--- Available data ---

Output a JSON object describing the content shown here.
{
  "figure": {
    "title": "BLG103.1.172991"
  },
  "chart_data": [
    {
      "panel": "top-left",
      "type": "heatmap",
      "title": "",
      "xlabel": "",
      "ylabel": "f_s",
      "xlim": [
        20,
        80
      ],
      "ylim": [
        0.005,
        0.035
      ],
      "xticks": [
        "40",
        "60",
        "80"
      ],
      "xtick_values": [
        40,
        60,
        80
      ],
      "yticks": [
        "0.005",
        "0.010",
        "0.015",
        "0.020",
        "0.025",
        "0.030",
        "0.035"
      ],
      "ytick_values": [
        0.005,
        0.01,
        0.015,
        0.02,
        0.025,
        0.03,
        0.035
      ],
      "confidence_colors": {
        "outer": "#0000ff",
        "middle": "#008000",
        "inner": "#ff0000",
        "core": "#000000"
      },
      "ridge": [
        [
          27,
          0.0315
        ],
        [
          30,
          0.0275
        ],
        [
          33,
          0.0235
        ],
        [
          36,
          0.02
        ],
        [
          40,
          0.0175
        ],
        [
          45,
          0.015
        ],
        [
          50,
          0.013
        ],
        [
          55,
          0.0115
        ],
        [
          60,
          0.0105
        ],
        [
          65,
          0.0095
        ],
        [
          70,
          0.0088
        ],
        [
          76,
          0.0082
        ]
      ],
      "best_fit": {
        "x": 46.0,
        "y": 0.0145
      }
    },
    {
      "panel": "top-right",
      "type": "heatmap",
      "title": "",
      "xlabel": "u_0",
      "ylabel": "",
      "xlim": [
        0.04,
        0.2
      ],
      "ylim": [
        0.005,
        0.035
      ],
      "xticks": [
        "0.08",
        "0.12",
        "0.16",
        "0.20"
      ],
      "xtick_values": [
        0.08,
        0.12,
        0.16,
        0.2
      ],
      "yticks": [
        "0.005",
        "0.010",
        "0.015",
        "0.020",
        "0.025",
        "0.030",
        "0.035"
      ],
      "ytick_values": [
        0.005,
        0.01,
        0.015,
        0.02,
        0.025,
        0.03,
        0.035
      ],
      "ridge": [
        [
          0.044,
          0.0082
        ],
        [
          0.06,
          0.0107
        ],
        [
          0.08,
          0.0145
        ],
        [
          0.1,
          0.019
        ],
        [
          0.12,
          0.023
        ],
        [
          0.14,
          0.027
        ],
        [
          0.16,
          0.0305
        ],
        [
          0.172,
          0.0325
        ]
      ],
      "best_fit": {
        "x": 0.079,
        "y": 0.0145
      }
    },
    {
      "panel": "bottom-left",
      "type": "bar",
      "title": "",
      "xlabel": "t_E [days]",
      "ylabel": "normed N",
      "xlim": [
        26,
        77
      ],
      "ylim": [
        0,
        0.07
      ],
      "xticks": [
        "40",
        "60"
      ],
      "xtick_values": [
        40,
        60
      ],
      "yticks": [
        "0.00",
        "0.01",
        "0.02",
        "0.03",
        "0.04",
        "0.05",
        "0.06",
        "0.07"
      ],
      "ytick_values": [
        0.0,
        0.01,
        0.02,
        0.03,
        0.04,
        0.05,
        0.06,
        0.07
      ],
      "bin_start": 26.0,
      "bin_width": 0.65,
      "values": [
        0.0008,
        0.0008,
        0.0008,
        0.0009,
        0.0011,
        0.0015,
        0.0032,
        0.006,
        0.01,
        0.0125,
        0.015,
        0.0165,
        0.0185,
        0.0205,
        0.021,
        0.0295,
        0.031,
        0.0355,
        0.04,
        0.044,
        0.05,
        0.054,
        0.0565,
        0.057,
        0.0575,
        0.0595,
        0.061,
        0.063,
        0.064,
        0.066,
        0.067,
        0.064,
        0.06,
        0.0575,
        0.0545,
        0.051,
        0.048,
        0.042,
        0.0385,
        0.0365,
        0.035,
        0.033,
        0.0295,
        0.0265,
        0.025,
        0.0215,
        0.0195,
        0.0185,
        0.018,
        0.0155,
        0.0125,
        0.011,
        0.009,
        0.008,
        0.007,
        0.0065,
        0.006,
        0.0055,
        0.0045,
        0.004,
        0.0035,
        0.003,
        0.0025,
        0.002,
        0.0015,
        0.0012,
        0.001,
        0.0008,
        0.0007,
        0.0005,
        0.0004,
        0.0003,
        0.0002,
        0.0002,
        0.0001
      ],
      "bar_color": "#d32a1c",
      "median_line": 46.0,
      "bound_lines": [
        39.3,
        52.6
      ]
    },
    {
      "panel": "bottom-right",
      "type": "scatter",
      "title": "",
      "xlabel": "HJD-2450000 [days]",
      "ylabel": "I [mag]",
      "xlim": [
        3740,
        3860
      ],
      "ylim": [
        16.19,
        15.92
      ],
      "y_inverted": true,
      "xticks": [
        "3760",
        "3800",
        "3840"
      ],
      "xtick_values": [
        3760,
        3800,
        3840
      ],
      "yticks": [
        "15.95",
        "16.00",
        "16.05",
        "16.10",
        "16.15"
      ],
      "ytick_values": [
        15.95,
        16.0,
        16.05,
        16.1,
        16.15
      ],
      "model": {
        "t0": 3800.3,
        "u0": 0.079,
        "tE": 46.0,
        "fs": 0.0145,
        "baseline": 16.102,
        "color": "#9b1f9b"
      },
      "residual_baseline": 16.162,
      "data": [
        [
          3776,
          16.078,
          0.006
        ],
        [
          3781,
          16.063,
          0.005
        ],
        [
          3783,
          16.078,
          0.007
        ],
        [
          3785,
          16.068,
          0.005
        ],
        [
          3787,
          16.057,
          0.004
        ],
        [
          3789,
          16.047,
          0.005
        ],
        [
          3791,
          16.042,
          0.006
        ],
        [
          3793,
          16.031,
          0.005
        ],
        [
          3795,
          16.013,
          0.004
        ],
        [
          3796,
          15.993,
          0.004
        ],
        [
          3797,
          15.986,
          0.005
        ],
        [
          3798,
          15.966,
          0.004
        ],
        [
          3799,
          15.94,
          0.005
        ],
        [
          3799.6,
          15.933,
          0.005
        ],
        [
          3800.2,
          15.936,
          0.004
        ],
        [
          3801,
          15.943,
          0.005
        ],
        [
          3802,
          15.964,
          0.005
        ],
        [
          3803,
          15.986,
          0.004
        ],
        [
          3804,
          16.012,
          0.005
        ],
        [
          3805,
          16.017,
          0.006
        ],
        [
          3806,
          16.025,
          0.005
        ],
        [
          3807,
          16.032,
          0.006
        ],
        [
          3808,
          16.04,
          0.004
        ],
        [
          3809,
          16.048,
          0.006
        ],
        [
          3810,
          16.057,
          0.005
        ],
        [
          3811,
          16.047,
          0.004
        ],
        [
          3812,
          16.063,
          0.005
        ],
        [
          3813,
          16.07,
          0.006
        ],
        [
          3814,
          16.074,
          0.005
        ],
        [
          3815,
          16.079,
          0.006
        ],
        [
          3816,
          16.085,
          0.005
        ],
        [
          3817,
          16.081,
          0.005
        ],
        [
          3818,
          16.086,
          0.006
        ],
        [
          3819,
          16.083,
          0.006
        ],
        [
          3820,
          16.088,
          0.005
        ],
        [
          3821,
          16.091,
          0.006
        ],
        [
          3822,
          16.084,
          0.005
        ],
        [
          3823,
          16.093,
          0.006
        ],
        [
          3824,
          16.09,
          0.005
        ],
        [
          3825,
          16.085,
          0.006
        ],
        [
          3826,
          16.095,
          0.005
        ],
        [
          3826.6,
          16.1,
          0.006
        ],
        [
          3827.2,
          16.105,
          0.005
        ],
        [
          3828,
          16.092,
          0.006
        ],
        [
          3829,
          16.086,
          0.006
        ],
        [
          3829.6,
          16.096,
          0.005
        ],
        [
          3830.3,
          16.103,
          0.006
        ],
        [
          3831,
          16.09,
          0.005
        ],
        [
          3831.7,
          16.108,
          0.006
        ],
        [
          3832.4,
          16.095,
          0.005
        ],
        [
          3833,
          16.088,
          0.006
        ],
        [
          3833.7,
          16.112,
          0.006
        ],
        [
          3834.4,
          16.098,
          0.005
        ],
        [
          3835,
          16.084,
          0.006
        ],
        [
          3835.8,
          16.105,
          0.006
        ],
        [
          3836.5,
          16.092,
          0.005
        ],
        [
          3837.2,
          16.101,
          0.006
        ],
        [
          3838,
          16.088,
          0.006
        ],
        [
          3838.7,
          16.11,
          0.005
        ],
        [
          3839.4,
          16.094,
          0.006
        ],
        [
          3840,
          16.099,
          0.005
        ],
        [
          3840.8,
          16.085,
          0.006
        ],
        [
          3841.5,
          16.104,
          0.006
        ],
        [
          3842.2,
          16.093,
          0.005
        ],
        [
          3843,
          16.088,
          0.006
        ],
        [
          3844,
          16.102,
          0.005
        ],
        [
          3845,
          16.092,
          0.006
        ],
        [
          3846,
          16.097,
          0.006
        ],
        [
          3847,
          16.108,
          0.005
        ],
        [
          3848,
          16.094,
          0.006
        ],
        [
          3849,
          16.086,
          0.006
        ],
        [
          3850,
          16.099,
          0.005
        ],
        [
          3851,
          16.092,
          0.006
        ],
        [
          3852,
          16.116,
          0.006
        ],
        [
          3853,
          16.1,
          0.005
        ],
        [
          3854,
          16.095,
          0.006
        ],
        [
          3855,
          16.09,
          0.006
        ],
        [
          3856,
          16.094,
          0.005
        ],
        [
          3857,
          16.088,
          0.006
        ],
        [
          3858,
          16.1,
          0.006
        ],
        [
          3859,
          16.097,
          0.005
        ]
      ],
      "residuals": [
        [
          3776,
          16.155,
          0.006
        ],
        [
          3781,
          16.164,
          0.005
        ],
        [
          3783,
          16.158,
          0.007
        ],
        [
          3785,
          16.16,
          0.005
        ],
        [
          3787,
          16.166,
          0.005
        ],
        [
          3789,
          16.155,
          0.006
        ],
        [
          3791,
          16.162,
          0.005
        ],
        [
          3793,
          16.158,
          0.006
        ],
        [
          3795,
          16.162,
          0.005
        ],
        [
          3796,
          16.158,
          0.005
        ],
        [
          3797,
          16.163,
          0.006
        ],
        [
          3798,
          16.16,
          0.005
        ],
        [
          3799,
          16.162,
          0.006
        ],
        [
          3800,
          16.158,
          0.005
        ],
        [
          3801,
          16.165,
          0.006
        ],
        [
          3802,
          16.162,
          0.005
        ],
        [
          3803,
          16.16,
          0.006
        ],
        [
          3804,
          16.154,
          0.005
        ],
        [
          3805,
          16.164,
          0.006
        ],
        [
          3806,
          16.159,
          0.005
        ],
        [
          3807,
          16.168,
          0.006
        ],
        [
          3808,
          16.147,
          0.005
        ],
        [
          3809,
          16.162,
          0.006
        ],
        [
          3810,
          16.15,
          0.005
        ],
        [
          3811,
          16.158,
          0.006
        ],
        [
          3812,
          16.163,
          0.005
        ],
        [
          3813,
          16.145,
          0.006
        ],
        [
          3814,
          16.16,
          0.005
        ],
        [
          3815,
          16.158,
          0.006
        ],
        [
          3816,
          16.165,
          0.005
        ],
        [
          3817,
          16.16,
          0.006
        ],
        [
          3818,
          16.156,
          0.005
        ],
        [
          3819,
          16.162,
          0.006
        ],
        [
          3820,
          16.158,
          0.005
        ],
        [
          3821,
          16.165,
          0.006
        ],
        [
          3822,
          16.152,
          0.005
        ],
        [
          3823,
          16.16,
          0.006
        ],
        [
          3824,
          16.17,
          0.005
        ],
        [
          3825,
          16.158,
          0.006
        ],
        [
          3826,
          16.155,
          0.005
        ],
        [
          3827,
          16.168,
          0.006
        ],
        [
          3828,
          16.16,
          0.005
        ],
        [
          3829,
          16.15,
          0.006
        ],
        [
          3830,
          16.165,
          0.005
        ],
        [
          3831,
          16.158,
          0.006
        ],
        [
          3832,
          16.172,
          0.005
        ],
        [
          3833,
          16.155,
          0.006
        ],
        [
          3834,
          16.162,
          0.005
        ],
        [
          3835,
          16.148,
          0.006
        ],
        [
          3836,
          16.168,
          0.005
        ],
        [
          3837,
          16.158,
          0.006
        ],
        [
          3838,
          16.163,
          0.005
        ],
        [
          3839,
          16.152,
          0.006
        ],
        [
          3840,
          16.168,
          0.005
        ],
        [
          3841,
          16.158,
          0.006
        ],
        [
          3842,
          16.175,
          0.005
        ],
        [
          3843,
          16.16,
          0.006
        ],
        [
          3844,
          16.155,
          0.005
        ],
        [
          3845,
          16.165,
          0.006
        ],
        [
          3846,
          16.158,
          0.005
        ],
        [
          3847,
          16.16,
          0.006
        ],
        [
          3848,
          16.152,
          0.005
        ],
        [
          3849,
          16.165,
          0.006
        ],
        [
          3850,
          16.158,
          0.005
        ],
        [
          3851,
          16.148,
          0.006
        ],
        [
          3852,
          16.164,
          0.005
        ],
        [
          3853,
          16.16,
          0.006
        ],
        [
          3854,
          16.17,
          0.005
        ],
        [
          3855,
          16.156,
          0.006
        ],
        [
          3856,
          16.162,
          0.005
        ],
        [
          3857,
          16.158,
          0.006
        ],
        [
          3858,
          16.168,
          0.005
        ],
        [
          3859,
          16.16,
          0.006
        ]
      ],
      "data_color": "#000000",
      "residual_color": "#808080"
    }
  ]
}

---

■ **Brief**:
Looking at the entries above, state how many lines contain "days"; give the number alone.

■ **Correct output**:
2